## Begin RECORD LIST
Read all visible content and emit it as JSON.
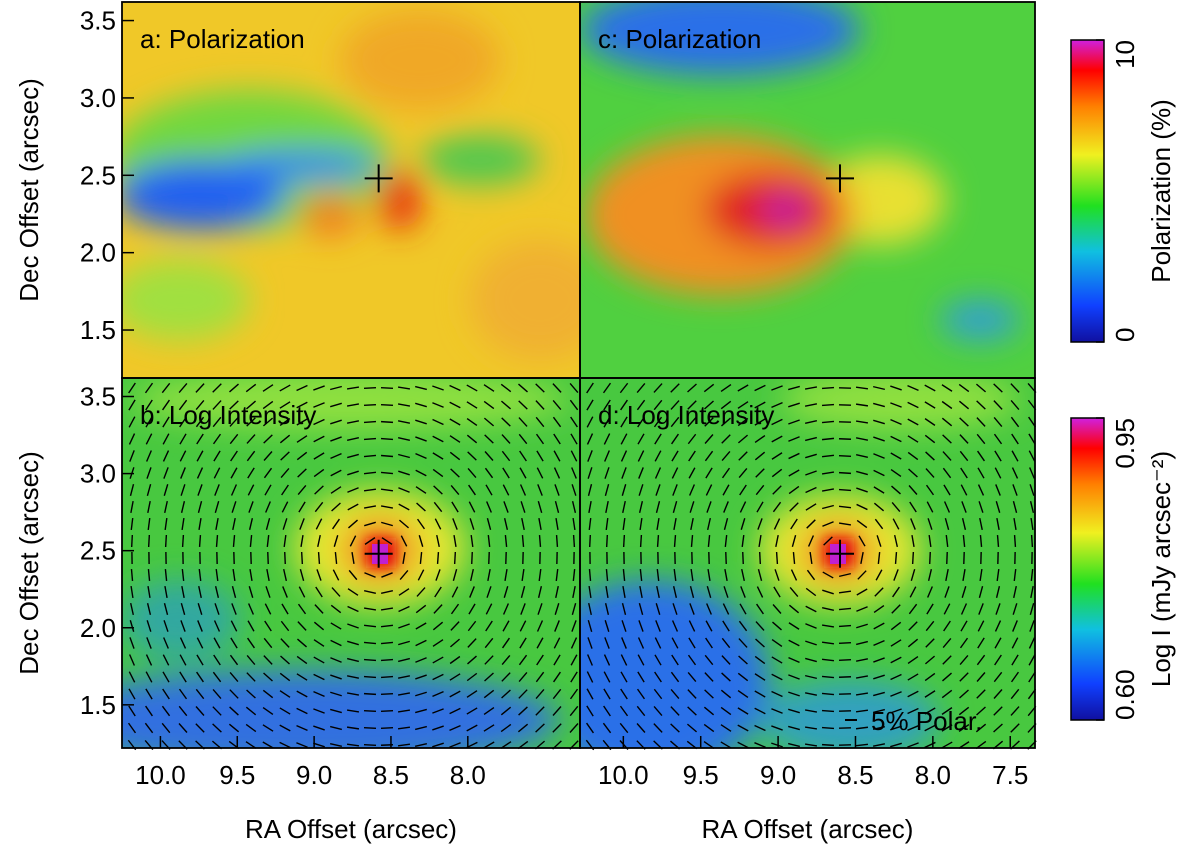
{
  "chart_data": [
    {
      "type": "heatmap",
      "title": "a: Polarization",
      "xlim": [
        10.25,
        7.27
      ],
      "ylim": [
        1.19,
        3.62
      ],
      "yticks": [
        1.5,
        {
          "value": 2,
          "label": "2.0"
        },
        2.5,
        {
          "value": 3,
          "label": "3.0"
        },
        3.5
      ],
      "ylabel": "Dec Offset (arcsec)",
      "source": {
        "x": 8.58,
        "y": 2.48
      }
    },
    {
      "type": "heatmap",
      "title": "c: Polarization",
      "xlim": [
        10.28,
        7.34
      ],
      "ylim": [
        1.19,
        3.62
      ],
      "source": {
        "x": 8.6,
        "y": 2.48
      }
    },
    {
      "type": "heatmap",
      "title": "b: Log Intensity",
      "xlim": [
        10.25,
        7.27
      ],
      "ylim": [
        1.22,
        3.62
      ],
      "yticks": [
        1.5,
        {
          "value": 2,
          "label": "2.0"
        },
        2.5,
        {
          "value": 3,
          "label": "3.0"
        },
        3.5
      ],
      "xticks": [
        {
          "value": 10,
          "label": "10.0"
        },
        9.5,
        {
          "value": 9,
          "label": "9.0"
        },
        8.5,
        {
          "value": 8,
          "label": "8.0"
        }
      ],
      "ylabel": "Dec Offset (arcsec)",
      "xlabel": "RA Offset (arcsec)",
      "source": {
        "x": 8.58,
        "y": 2.48
      }
    },
    {
      "type": "heatmap",
      "title": "d: Log Intensity",
      "xlim": [
        10.28,
        7.34
      ],
      "ylim": [
        1.22,
        3.62
      ],
      "xticks": [
        {
          "value": 10,
          "label": "10.0"
        },
        9.5,
        {
          "value": 9,
          "label": "9.0"
        },
        8.5,
        {
          "value": 8,
          "label": "8.0"
        },
        7.5
      ],
      "xlabel": "RA Offset (arcsec)",
      "source": {
        "x": 8.6,
        "y": 2.48
      },
      "annotation": "5% Polar."
    }
  ],
  "colorbars": [
    {
      "label": "Polarization (%)",
      "lim": [
        0,
        10
      ],
      "ticks": [
        0,
        10
      ]
    },
    {
      "label": "Log I (mJy arcsec⁻²)",
      "lim": [
        0.6,
        0.95
      ],
      "ticks": [
        {
          "value": 0.6,
          "label": "0.60"
        },
        0.95
      ]
    }
  ]
}
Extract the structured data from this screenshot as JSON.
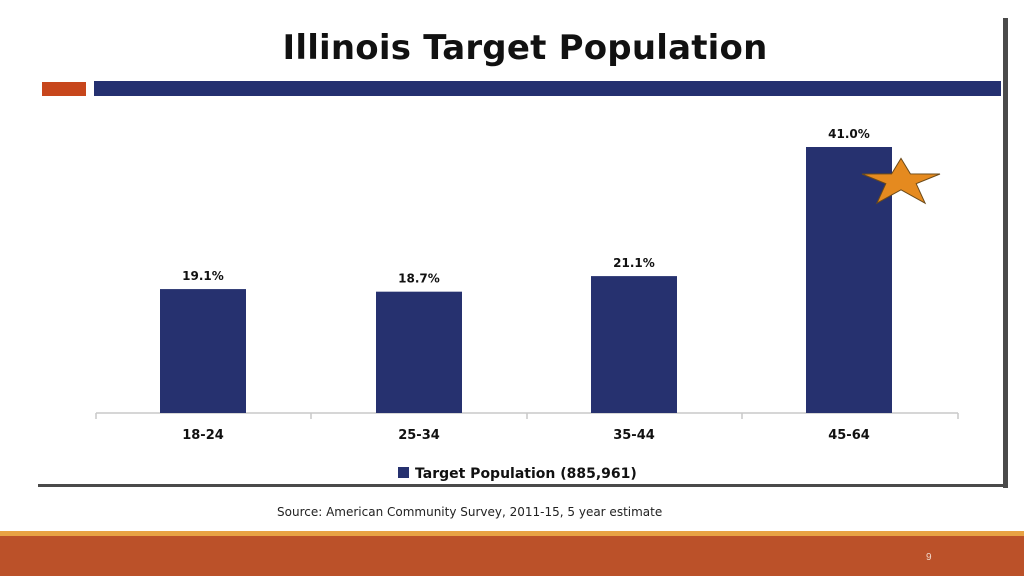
{
  "slide": {
    "title": "Illinois Target Population",
    "source": "Source: American Community Survey, 2011-15, 5 year estimate",
    "page_number": "9"
  },
  "colors": {
    "bar": "#26316f",
    "accent": "#c7461c",
    "star": "#e58a1f",
    "footer": "#bb5129"
  },
  "chart_data": {
    "type": "bar",
    "categories": [
      "18-24",
      "25-34",
      "35-44",
      "45-64"
    ],
    "series": [
      {
        "name": "Target Population (885,961)",
        "values": [
          19.1,
          18.7,
          21.1,
          41.0
        ]
      }
    ],
    "data_labels": [
      "19.1%",
      "18.7%",
      "21.1%",
      "41.0%"
    ],
    "legend": {
      "label": "Target Population (885,961)",
      "position": "bottom"
    },
    "annotations": [
      {
        "type": "star-icon",
        "category": "45-64"
      }
    ],
    "ylim": [
      0,
      41.0
    ],
    "grid": false
  }
}
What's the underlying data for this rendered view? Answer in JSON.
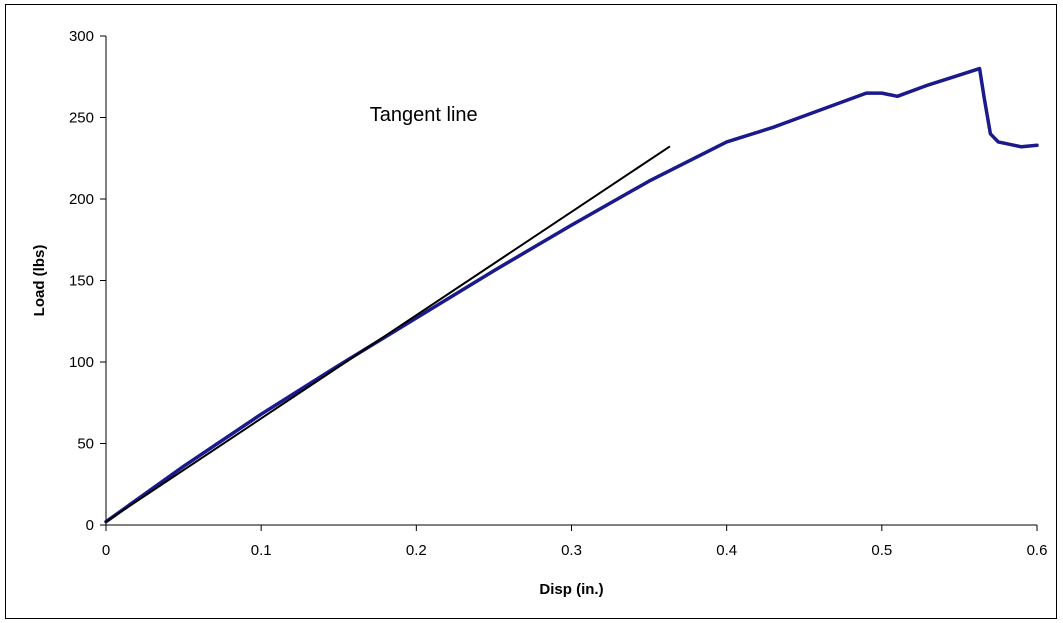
{
  "chart_data": {
    "type": "line",
    "title": "",
    "xlabel": "Disp (in.)",
    "ylabel": "Load (lbs)",
    "xlim": [
      0,
      0.6
    ],
    "ylim": [
      0,
      300
    ],
    "x_ticks": [
      0,
      0.1,
      0.2,
      0.3,
      0.4,
      0.5,
      0.6
    ],
    "x_tick_labels": [
      "0",
      "0.1",
      "0.2",
      "0.3",
      "0.4",
      "0.5",
      "0.6"
    ],
    "y_ticks": [
      0,
      50,
      100,
      150,
      200,
      250,
      300
    ],
    "y_tick_labels": [
      "0",
      "50",
      "100",
      "150",
      "200",
      "250",
      "300"
    ],
    "grid": false,
    "legend": "none",
    "series": [
      {
        "color": "#1a1a8c",
        "x": [
          0,
          0.05,
          0.1,
          0.15,
          0.2,
          0.25,
          0.3,
          0.35,
          0.4,
          0.41,
          0.43,
          0.45,
          0.47,
          0.49,
          0.5,
          0.51,
          0.53,
          0.55,
          0.563,
          0.566,
          0.57,
          0.575,
          0.58,
          0.585,
          0.59,
          0.6
        ],
        "y": [
          2,
          36,
          68,
          98,
          127,
          156,
          184,
          211,
          235,
          238,
          244,
          251,
          258,
          265,
          265,
          263,
          270,
          276,
          280,
          262,
          240,
          235,
          234,
          233,
          232,
          233
        ]
      },
      {
        "color": "#000000",
        "x": [
          0,
          0.363
        ],
        "y": [
          2,
          232
        ]
      }
    ],
    "annotations": [
      {
        "text": "Tangent line",
        "x": 0.17,
        "y": 248
      }
    ]
  }
}
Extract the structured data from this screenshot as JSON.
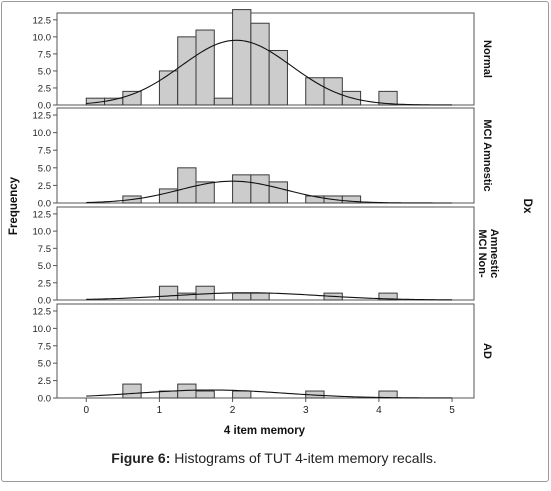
{
  "caption": {
    "label": "Figure 6:",
    "text": " Histograms of TUT 4-item memory recalls."
  },
  "chart_data": {
    "type": "bar",
    "subtype": "faceted histogram with normal curves",
    "xlabel": "4 item memory",
    "ylabel": "Frequency",
    "facet_label": "Dx",
    "xlim": [
      -0.4,
      5.3
    ],
    "x_ticks": [
      "0",
      "1",
      "2",
      "3",
      "4",
      "5"
    ],
    "ylim": [
      0,
      13.5
    ],
    "y_ticks": [
      "0.0",
      "2.5",
      "5.0",
      "7.5",
      "10.0",
      "12.5"
    ],
    "bin_width": 0.25,
    "bar_color": "#cccccc",
    "curve_color": "#111111",
    "panels": [
      {
        "name": "Normal",
        "bins": [
          {
            "x": 0.0,
            "count": 1
          },
          {
            "x": 0.25,
            "count": 1
          },
          {
            "x": 0.5,
            "count": 2
          },
          {
            "x": 1.0,
            "count": 5
          },
          {
            "x": 1.25,
            "count": 10
          },
          {
            "x": 1.5,
            "count": 11
          },
          {
            "x": 1.75,
            "count": 1
          },
          {
            "x": 2.0,
            "count": 14
          },
          {
            "x": 2.25,
            "count": 12
          },
          {
            "x": 2.5,
            "count": 8
          },
          {
            "x": 3.0,
            "count": 4
          },
          {
            "x": 3.25,
            "count": 4
          },
          {
            "x": 3.5,
            "count": 2
          },
          {
            "x": 4.0,
            "count": 2
          }
        ],
        "curve": {
          "mean": 2.05,
          "peak": 9.5,
          "sd": 0.75
        }
      },
      {
        "name": "MCI Amnestic",
        "bins": [
          {
            "x": 0.5,
            "count": 1
          },
          {
            "x": 1.0,
            "count": 2
          },
          {
            "x": 1.25,
            "count": 5
          },
          {
            "x": 1.5,
            "count": 3
          },
          {
            "x": 2.0,
            "count": 4
          },
          {
            "x": 2.25,
            "count": 4
          },
          {
            "x": 2.5,
            "count": 3
          },
          {
            "x": 3.0,
            "count": 1
          },
          {
            "x": 3.25,
            "count": 1
          },
          {
            "x": 3.5,
            "count": 1
          }
        ],
        "curve": {
          "mean": 2.0,
          "peak": 3.1,
          "sd": 0.72
        }
      },
      {
        "name": "MCI Non-Amnestic",
        "name_lines": [
          "MCI Non-",
          "Amnestic"
        ],
        "bins": [
          {
            "x": 1.0,
            "count": 2
          },
          {
            "x": 1.25,
            "count": 1
          },
          {
            "x": 1.5,
            "count": 2
          },
          {
            "x": 2.0,
            "count": 1
          },
          {
            "x": 2.25,
            "count": 1
          },
          {
            "x": 3.25,
            "count": 1
          },
          {
            "x": 4.0,
            "count": 1
          }
        ],
        "curve": {
          "mean": 2.2,
          "peak": 1.05,
          "sd": 1.0
        }
      },
      {
        "name": "AD",
        "bins": [
          {
            "x": 0.5,
            "count": 2
          },
          {
            "x": 1.0,
            "count": 1
          },
          {
            "x": 1.25,
            "count": 2
          },
          {
            "x": 1.5,
            "count": 1
          },
          {
            "x": 2.0,
            "count": 1
          },
          {
            "x": 3.0,
            "count": 1
          },
          {
            "x": 4.0,
            "count": 1
          }
        ],
        "curve": {
          "mean": 1.7,
          "peak": 1.15,
          "sd": 1.0
        }
      }
    ]
  }
}
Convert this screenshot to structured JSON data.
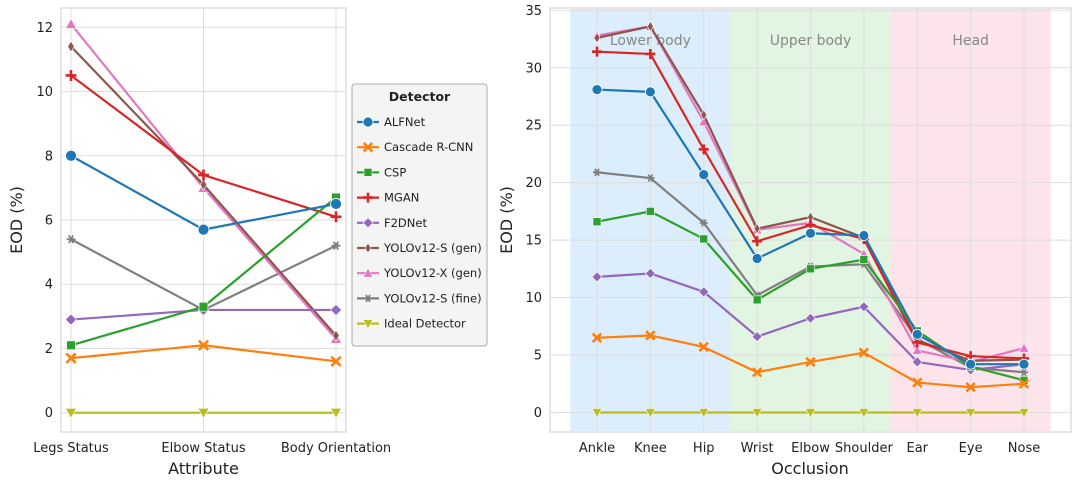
{
  "chart_data": [
    {
      "type": "line",
      "xlabel": "Attribute",
      "ylabel": "EOD (%)",
      "categories": [
        "Legs Status",
        "Elbow Status",
        "Body Orientation"
      ],
      "ylim": [
        -0.6,
        12.6
      ],
      "yticks": [
        0,
        2,
        4,
        6,
        8,
        10,
        12
      ],
      "series": [
        {
          "name": "ALFNet",
          "values": [
            8.0,
            5.7,
            6.5
          ]
        },
        {
          "name": "Cascade R-CNN",
          "values": [
            1.7,
            2.1,
            1.6
          ]
        },
        {
          "name": "CSP",
          "values": [
            2.1,
            3.3,
            6.7
          ]
        },
        {
          "name": "MGAN",
          "values": [
            10.5,
            7.4,
            6.1
          ]
        },
        {
          "name": "F2DNet",
          "values": [
            2.9,
            3.2,
            3.2
          ]
        },
        {
          "name": "YOLOv12-S (gen)",
          "values": [
            11.4,
            7.1,
            2.4
          ]
        },
        {
          "name": "YOLOv12-X (gen)",
          "values": [
            12.1,
            7.0,
            2.3
          ]
        },
        {
          "name": "YOLOv12-S (fine)",
          "values": [
            5.4,
            3.2,
            5.2
          ]
        },
        {
          "name": "Ideal Detector",
          "values": [
            0,
            0,
            0
          ]
        }
      ],
      "legend": {
        "title": "Detector",
        "placement": "right"
      }
    },
    {
      "type": "line",
      "xlabel": "Occlusion",
      "ylabel": "EOD (%)",
      "categories": [
        "Ankle",
        "Knee",
        "Hip",
        "Wrist",
        "Elbow",
        "Shoulder",
        "Ear",
        "Eye",
        "Nose"
      ],
      "ylim": [
        -1.7,
        35.2
      ],
      "yticks": [
        0,
        5,
        10,
        15,
        20,
        25,
        30,
        35
      ],
      "regions": [
        {
          "label": "Lower body",
          "start": 0,
          "end": 2,
          "color": "#dcedfb"
        },
        {
          "label": "Upper body",
          "start": 3,
          "end": 5,
          "color": "#e2f5e2"
        },
        {
          "label": "Head",
          "start": 6,
          "end": 8,
          "color": "#fde4ea"
        }
      ],
      "series": [
        {
          "name": "ALFNet",
          "values": [
            28.1,
            27.9,
            20.7,
            13.4,
            15.6,
            15.4,
            6.8,
            4.2,
            4.2
          ]
        },
        {
          "name": "Cascade R-CNN",
          "values": [
            6.5,
            6.7,
            5.7,
            3.5,
            4.4,
            5.2,
            2.6,
            2.2,
            2.5
          ]
        },
        {
          "name": "CSP",
          "values": [
            16.6,
            17.5,
            15.1,
            9.8,
            12.5,
            13.3,
            7.1,
            4.0,
            2.8
          ]
        },
        {
          "name": "MGAN",
          "values": [
            31.4,
            31.2,
            22.9,
            14.9,
            16.3,
            15.1,
            6.1,
            4.9,
            4.7
          ]
        },
        {
          "name": "F2DNet",
          "values": [
            11.8,
            12.1,
            10.5,
            6.6,
            8.2,
            9.2,
            4.4,
            3.7,
            4.2
          ]
        },
        {
          "name": "YOLOv12-S (gen)",
          "values": [
            32.6,
            33.6,
            25.9,
            16.0,
            17.0,
            15.2,
            6.3,
            4.5,
            4.6
          ]
        },
        {
          "name": "YOLOv12-X (gen)",
          "values": [
            32.8,
            33.6,
            25.3,
            15.9,
            16.5,
            13.8,
            5.4,
            4.4,
            5.6
          ]
        },
        {
          "name": "YOLOv12-S (fine)",
          "values": [
            20.9,
            20.4,
            16.5,
            10.2,
            12.7,
            12.9,
            6.4,
            3.9,
            3.5
          ]
        },
        {
          "name": "Ideal Detector",
          "values": [
            0,
            0,
            0,
            0,
            0,
            0,
            0,
            0,
            0
          ]
        }
      ]
    }
  ],
  "series_style": {
    "ALFNet": {
      "color": "#1f77b4",
      "marker": "circle"
    },
    "Cascade R-CNN": {
      "color": "#ff7f0e",
      "marker": "x"
    },
    "CSP": {
      "color": "#2ca02c",
      "marker": "square"
    },
    "MGAN": {
      "color": "#d62728",
      "marker": "plus"
    },
    "F2DNet": {
      "color": "#9467bd",
      "marker": "diamond"
    },
    "YOLOv12-S (gen)": {
      "color": "#8c564b",
      "marker": "thin-diamond"
    },
    "YOLOv12-X (gen)": {
      "color": "#e377c2",
      "marker": "triangle-up"
    },
    "YOLOv12-S (fine)": {
      "color": "#7f7f7f",
      "marker": "star"
    },
    "Ideal Detector": {
      "color": "#bcbd22",
      "marker": "triangle-down"
    }
  }
}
## End RECORD LIST
Reply with nothing but the number of lines in the data above that contain "title".

7